## BEGIN RECORDS FOR THIS EXERCISE
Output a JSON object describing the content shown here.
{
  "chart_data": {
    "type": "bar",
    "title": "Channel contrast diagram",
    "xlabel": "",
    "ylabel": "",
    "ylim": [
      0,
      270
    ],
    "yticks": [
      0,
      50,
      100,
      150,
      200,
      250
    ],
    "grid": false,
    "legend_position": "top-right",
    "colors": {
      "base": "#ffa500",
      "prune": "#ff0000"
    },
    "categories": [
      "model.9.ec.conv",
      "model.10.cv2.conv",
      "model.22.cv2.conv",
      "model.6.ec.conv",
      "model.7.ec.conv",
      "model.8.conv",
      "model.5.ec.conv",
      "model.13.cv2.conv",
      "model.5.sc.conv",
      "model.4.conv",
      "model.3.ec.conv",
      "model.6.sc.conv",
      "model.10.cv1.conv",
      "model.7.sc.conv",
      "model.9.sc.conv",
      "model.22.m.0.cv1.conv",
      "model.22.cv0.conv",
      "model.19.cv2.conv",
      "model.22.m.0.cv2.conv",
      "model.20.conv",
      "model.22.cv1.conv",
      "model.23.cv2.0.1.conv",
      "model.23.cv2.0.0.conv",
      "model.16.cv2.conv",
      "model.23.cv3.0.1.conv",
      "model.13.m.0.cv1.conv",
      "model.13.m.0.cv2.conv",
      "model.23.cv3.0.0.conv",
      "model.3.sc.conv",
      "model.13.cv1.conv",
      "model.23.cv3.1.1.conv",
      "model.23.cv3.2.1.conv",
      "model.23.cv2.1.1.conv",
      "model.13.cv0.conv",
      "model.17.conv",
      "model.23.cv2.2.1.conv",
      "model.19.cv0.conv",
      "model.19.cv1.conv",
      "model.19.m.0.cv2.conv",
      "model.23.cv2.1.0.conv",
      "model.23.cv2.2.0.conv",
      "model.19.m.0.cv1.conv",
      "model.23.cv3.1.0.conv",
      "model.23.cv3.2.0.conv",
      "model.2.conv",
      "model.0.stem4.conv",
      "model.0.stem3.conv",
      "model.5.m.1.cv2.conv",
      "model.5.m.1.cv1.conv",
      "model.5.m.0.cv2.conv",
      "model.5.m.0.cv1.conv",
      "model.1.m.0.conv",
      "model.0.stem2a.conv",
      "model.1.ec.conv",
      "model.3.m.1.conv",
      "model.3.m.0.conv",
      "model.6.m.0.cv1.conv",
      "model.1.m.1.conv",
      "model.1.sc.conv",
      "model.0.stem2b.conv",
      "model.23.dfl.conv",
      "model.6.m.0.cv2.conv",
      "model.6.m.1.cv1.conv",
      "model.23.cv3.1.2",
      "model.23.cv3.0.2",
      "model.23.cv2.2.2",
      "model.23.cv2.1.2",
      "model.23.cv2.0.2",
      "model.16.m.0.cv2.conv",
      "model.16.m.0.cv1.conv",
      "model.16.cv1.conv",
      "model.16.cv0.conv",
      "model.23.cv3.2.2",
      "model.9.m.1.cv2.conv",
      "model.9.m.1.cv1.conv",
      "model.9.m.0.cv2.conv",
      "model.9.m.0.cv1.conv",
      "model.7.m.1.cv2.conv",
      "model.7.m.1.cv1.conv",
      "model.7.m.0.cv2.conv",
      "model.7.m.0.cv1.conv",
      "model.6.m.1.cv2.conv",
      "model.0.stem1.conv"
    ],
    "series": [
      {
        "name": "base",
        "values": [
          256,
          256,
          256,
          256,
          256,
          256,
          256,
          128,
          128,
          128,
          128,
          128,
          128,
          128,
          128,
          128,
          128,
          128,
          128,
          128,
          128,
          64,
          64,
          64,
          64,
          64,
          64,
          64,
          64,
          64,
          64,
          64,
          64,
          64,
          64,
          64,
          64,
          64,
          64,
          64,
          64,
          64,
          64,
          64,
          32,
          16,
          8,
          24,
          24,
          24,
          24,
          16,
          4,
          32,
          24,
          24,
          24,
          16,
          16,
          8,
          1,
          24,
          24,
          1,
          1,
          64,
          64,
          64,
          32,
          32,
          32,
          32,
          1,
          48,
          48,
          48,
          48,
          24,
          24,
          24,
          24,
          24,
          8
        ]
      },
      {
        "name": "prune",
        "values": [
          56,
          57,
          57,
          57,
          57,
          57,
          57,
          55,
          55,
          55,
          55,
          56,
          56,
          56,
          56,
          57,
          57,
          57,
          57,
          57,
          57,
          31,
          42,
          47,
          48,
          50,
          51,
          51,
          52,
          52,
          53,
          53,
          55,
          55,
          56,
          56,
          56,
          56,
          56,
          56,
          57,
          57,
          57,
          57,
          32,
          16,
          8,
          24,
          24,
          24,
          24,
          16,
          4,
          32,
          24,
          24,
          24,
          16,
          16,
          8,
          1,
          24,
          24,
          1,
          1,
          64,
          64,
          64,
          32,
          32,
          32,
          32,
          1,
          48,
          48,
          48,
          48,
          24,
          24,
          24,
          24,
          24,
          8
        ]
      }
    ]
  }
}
## END RECORDS FOR THIS EXERCISE
**EXERCISE BRIEF:** Write out every entry above, word for word.

**EXERCISE RESPONSE:**
Output a JSON object describing the content shown here.
{
  "chart_data": {
    "type": "bar",
    "title": "Channel contrast diagram",
    "xlabel": "",
    "ylabel": "",
    "ylim": [
      0,
      270
    ],
    "yticks": [
      0,
      50,
      100,
      150,
      200,
      250
    ],
    "grid": false,
    "legend_position": "top-right",
    "colors": {
      "base": "#ffa500",
      "prune": "#ff0000"
    },
    "categories": [
      "model.9.ec.conv",
      "model.10.cv2.conv",
      "model.22.cv2.conv",
      "model.6.ec.conv",
      "model.7.ec.conv",
      "model.8.conv",
      "model.5.ec.conv",
      "model.13.cv2.conv",
      "model.5.sc.conv",
      "model.4.conv",
      "model.3.ec.conv",
      "model.6.sc.conv",
      "model.10.cv1.conv",
      "model.7.sc.conv",
      "model.9.sc.conv",
      "model.22.m.0.cv1.conv",
      "model.22.cv0.conv",
      "model.19.cv2.conv",
      "model.22.m.0.cv2.conv",
      "model.20.conv",
      "model.22.cv1.conv",
      "model.23.cv2.0.1.conv",
      "model.23.cv2.0.0.conv",
      "model.16.cv2.conv",
      "model.23.cv3.0.1.conv",
      "model.13.m.0.cv1.conv",
      "model.13.m.0.cv2.conv",
      "model.23.cv3.0.0.conv",
      "model.3.sc.conv",
      "model.13.cv1.conv",
      "model.23.cv3.1.1.conv",
      "model.23.cv3.2.1.conv",
      "model.23.cv2.1.1.conv",
      "model.13.cv0.conv",
      "model.17.conv",
      "model.23.cv2.2.1.conv",
      "model.19.cv0.conv",
      "model.19.cv1.conv",
      "model.19.m.0.cv2.conv",
      "model.23.cv2.1.0.conv",
      "model.23.cv2.2.0.conv",
      "model.19.m.0.cv1.conv",
      "model.23.cv3.1.0.conv",
      "model.23.cv3.2.0.conv",
      "model.2.conv",
      "model.0.stem4.conv",
      "model.0.stem3.conv",
      "model.5.m.1.cv2.conv",
      "model.5.m.1.cv1.conv",
      "model.5.m.0.cv2.conv",
      "model.5.m.0.cv1.conv",
      "model.1.m.0.conv",
      "model.0.stem2a.conv",
      "model.1.ec.conv",
      "model.3.m.1.conv",
      "model.3.m.0.conv",
      "model.6.m.0.cv1.conv",
      "model.1.m.1.conv",
      "model.1.sc.conv",
      "model.0.stem2b.conv",
      "model.23.dfl.conv",
      "model.6.m.0.cv2.conv",
      "model.6.m.1.cv1.conv",
      "model.23.cv3.1.2",
      "model.23.cv3.0.2",
      "model.23.cv2.2.2",
      "model.23.cv2.1.2",
      "model.23.cv2.0.2",
      "model.16.m.0.cv2.conv",
      "model.16.m.0.cv1.conv",
      "model.16.cv1.conv",
      "model.16.cv0.conv",
      "model.23.cv3.2.2",
      "model.9.m.1.cv2.conv",
      "model.9.m.1.cv1.conv",
      "model.9.m.0.cv2.conv",
      "model.9.m.0.cv1.conv",
      "model.7.m.1.cv2.conv",
      "model.7.m.1.cv1.conv",
      "model.7.m.0.cv2.conv",
      "model.7.m.0.cv1.conv",
      "model.6.m.1.cv2.conv",
      "model.0.stem1.conv"
    ],
    "series": [
      {
        "name": "base",
        "values": [
          256,
          256,
          256,
          256,
          256,
          256,
          256,
          128,
          128,
          128,
          128,
          128,
          128,
          128,
          128,
          128,
          128,
          128,
          128,
          128,
          128,
          64,
          64,
          64,
          64,
          64,
          64,
          64,
          64,
          64,
          64,
          64,
          64,
          64,
          64,
          64,
          64,
          64,
          64,
          64,
          64,
          64,
          64,
          64,
          32,
          16,
          8,
          24,
          24,
          24,
          24,
          16,
          4,
          32,
          24,
          24,
          24,
          16,
          16,
          8,
          1,
          24,
          24,
          1,
          1,
          64,
          64,
          64,
          32,
          32,
          32,
          32,
          1,
          48,
          48,
          48,
          48,
          24,
          24,
          24,
          24,
          24,
          8
        ]
      },
      {
        "name": "prune",
        "values": [
          56,
          57,
          57,
          57,
          57,
          57,
          57,
          55,
          55,
          55,
          55,
          56,
          56,
          56,
          56,
          57,
          57,
          57,
          57,
          57,
          57,
          31,
          42,
          47,
          48,
          50,
          51,
          51,
          52,
          52,
          53,
          53,
          55,
          55,
          56,
          56,
          56,
          56,
          56,
          56,
          57,
          57,
          57,
          57,
          32,
          16,
          8,
          24,
          24,
          24,
          24,
          16,
          4,
          32,
          24,
          24,
          24,
          16,
          16,
          8,
          1,
          24,
          24,
          1,
          1,
          64,
          64,
          64,
          32,
          32,
          32,
          32,
          1,
          48,
          48,
          48,
          48,
          24,
          24,
          24,
          24,
          24,
          8
        ]
      }
    ]
  }
}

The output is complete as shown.